For this exercise, repeat all of the material verbatim apart from its images.

— START DATA ROWS —

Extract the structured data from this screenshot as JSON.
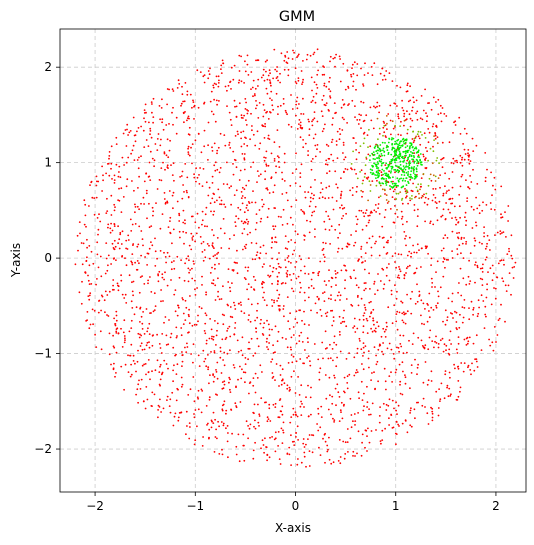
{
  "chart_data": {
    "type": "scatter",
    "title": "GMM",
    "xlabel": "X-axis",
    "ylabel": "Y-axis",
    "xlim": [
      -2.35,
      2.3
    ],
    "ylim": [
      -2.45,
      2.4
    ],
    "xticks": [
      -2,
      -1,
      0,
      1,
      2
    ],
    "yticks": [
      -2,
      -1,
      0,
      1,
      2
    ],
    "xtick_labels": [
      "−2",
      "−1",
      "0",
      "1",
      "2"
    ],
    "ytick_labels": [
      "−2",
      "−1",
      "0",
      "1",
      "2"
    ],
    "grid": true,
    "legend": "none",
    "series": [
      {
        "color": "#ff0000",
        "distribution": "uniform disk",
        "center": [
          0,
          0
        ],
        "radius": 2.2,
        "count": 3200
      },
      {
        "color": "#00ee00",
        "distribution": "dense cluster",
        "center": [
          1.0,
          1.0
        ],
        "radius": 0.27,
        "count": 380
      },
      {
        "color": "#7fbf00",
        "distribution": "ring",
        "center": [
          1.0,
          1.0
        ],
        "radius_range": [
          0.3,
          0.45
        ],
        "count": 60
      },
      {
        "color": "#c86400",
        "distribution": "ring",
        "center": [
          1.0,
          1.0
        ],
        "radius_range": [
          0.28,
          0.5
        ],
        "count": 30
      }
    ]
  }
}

— END DATA ROWS —

● **EXERCISE OUTPUT**
Extract the structured data from this screenshot as JSON.
{
  "chart_data": {
    "type": "scatter",
    "title": "GMM",
    "xlabel": "X-axis",
    "ylabel": "Y-axis",
    "xlim": [
      -2.35,
      2.3
    ],
    "ylim": [
      -2.45,
      2.4
    ],
    "xticks": [
      -2,
      -1,
      0,
      1,
      2
    ],
    "yticks": [
      -2,
      -1,
      0,
      1,
      2
    ],
    "xtick_labels": [
      "−2",
      "−1",
      "0",
      "1",
      "2"
    ],
    "ytick_labels": [
      "−2",
      "−1",
      "0",
      "1",
      "2"
    ],
    "grid": true,
    "legend": "none",
    "series": [
      {
        "color": "#ff0000",
        "distribution": "uniform disk",
        "center": [
          0,
          0
        ],
        "radius": 2.2,
        "count": 3200
      },
      {
        "color": "#00ee00",
        "distribution": "dense cluster",
        "center": [
          1.0,
          1.0
        ],
        "radius": 0.27,
        "count": 380
      },
      {
        "color": "#7fbf00",
        "distribution": "ring",
        "center": [
          1.0,
          1.0
        ],
        "radius_range": [
          0.3,
          0.45
        ],
        "count": 60
      },
      {
        "color": "#c86400",
        "distribution": "ring",
        "center": [
          1.0,
          1.0
        ],
        "radius_range": [
          0.28,
          0.5
        ],
        "count": 30
      }
    ]
  }
}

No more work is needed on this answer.